● Set exercise 1: According to the passage on Salvation Army music, in what year was the Hendon Band formed?
● Set exercise 2: Reproduce the passage on Salvation Army music word for word, from "Following in the" to "sons and nephews.".
● Set exercise 3: Summarize the passage on Salvation Army music in two sentences.

● Source:
- - -
In 1878, when Charles Fry responded to the need to protect the early Salvationists who were taking the gospel message to the streets of England, little did he realize the impact that his resourcefulness would have upon the international image of The Salvation Army. At the time, his actions seemed simple—he recognized a need, evaluated his resources and responded. While providing bodyguard services to the preachers, Fry and his three sons took along their brass instruments, thus forming the first Salvation Army brass band. So began Salvation Army music making, designed to attract (and quell) a crowd and to provide support to the message of salvation.

In 2005—almost 130 years after its beginning with Fry—that purpose is still strong in Army music making. The Hendon Corps Band, from a suburb of North London, England, is a stellar example of excellence in music and message. During Easter week, the Western Territory hosted the Hendon Band, led by Bandmaster Stephen Cobb.

Following in the footsteps of his grandfather and father, Cobb became bandmaster in 1978 and is known throughout the brass band world for his commitment to leadership and excellence in training. Continuing the tradition of the Fry family, Cobb is joined in the band by his brother, two sons and nephews.

From its early days, the Hendon Band, formed in 1885, set a high standard of commitment to music ministry and corps life. The present band of 50 members looks back to its heritage for encouragement and inspiration while seeking new and innovative ways to communicate the gospel message. The Hendon Corps’ commitment to youth development is evident—this band has 25 people under the age of 25, bringing fresh dynamism to the ministry and showing positive hope for the future.
- - -
● Extracted entries:
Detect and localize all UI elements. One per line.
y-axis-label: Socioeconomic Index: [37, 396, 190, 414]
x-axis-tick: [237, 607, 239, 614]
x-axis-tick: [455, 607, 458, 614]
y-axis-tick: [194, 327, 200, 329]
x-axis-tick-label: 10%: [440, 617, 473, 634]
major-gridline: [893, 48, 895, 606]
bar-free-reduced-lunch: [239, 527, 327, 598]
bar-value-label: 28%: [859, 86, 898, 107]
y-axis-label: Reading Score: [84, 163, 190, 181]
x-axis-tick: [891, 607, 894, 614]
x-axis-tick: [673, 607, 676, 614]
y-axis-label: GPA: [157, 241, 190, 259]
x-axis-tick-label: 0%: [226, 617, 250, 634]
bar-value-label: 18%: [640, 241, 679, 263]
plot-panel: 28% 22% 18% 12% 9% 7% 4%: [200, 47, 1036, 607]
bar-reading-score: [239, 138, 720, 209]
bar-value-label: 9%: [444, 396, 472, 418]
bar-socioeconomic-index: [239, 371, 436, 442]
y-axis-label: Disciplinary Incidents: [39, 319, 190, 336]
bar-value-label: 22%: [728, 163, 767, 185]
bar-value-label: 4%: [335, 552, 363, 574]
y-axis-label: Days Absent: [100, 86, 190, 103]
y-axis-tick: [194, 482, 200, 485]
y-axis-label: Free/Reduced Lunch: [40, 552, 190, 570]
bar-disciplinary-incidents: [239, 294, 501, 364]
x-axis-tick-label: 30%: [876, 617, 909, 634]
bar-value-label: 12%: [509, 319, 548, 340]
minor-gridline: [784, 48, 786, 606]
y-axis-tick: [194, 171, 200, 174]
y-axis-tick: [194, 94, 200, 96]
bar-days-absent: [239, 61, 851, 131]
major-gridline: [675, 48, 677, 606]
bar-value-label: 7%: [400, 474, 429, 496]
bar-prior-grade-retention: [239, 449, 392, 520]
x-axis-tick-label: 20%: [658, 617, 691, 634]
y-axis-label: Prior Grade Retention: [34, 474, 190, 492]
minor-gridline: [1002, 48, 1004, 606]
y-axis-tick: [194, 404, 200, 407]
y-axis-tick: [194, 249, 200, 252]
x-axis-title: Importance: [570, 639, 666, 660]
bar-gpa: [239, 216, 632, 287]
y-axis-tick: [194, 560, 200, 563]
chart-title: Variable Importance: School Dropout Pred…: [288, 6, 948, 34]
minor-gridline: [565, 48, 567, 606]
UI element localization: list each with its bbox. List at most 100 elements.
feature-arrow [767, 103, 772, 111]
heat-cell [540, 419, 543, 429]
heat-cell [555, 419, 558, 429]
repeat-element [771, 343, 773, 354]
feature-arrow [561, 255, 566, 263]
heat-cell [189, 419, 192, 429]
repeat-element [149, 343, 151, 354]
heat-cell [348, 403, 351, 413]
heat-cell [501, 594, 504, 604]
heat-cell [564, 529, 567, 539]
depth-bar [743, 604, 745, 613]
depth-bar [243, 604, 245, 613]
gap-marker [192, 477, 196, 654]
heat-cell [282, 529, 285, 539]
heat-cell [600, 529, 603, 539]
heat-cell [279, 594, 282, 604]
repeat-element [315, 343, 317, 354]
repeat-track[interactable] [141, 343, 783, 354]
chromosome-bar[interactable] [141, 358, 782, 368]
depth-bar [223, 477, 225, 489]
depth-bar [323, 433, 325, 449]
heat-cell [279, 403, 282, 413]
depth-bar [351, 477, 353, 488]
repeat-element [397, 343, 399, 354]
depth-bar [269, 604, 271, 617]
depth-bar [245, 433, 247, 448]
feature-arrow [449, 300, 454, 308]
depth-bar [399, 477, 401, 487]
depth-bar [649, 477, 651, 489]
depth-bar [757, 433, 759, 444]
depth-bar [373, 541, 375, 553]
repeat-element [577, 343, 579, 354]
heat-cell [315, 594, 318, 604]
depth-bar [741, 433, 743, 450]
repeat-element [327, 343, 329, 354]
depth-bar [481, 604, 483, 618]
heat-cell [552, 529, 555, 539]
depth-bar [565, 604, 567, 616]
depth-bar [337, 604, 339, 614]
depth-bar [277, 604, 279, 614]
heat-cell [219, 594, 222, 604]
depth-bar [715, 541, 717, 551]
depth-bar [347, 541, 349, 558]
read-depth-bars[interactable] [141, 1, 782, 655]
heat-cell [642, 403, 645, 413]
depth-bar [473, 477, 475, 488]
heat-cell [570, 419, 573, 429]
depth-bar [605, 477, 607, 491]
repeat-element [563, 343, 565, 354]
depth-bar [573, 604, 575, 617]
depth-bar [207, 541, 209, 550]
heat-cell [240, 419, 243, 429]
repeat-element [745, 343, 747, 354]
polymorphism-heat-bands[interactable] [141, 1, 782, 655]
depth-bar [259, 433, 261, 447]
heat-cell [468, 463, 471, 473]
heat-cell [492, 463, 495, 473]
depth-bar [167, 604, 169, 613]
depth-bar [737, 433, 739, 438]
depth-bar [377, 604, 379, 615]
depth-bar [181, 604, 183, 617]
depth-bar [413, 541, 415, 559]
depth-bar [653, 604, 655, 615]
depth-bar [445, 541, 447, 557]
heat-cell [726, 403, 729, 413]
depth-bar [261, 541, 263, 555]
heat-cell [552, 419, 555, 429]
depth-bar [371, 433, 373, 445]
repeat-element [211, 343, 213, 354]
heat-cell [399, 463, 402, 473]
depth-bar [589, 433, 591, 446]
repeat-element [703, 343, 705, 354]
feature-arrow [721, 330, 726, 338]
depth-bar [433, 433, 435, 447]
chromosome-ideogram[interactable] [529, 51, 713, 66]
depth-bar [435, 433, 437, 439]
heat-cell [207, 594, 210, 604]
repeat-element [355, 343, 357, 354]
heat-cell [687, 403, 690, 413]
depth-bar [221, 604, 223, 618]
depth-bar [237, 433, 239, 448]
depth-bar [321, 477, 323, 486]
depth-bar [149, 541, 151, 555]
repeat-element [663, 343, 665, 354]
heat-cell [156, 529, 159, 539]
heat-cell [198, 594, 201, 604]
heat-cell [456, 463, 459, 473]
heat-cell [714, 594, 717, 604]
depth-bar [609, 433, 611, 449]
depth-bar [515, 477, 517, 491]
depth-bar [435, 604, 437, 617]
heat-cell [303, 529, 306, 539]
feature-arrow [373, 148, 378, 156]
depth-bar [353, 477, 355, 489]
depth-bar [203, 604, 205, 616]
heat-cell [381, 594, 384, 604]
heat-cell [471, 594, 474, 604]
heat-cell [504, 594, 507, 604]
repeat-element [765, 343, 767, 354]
- - -
● Final result 1: 1885

● Final result 2:
Following in the footsteps of his grandfather and father, Cobb became bandmaster in 1978 and is known throughout the brass band world for his commitment to leadership and excellence in training. Continuing the tradition of the Fry family, Cobb is joined in the band by his brother, two sons and nephews.

● Final result 3: Salvation Army brass band music began in 1878, when Charles Fry and his three sons brought their brass instruments while guarding street preachers, using the music to draw crowds and support the message of salvation. That purpose continues in the Hendon Corps Band of North London, formed in 1885 and led since 1978 by Bandmaster Stephen Cobb; the Western Territory hosted it during Easter week, and 25 of its 50 members are under the age of 25.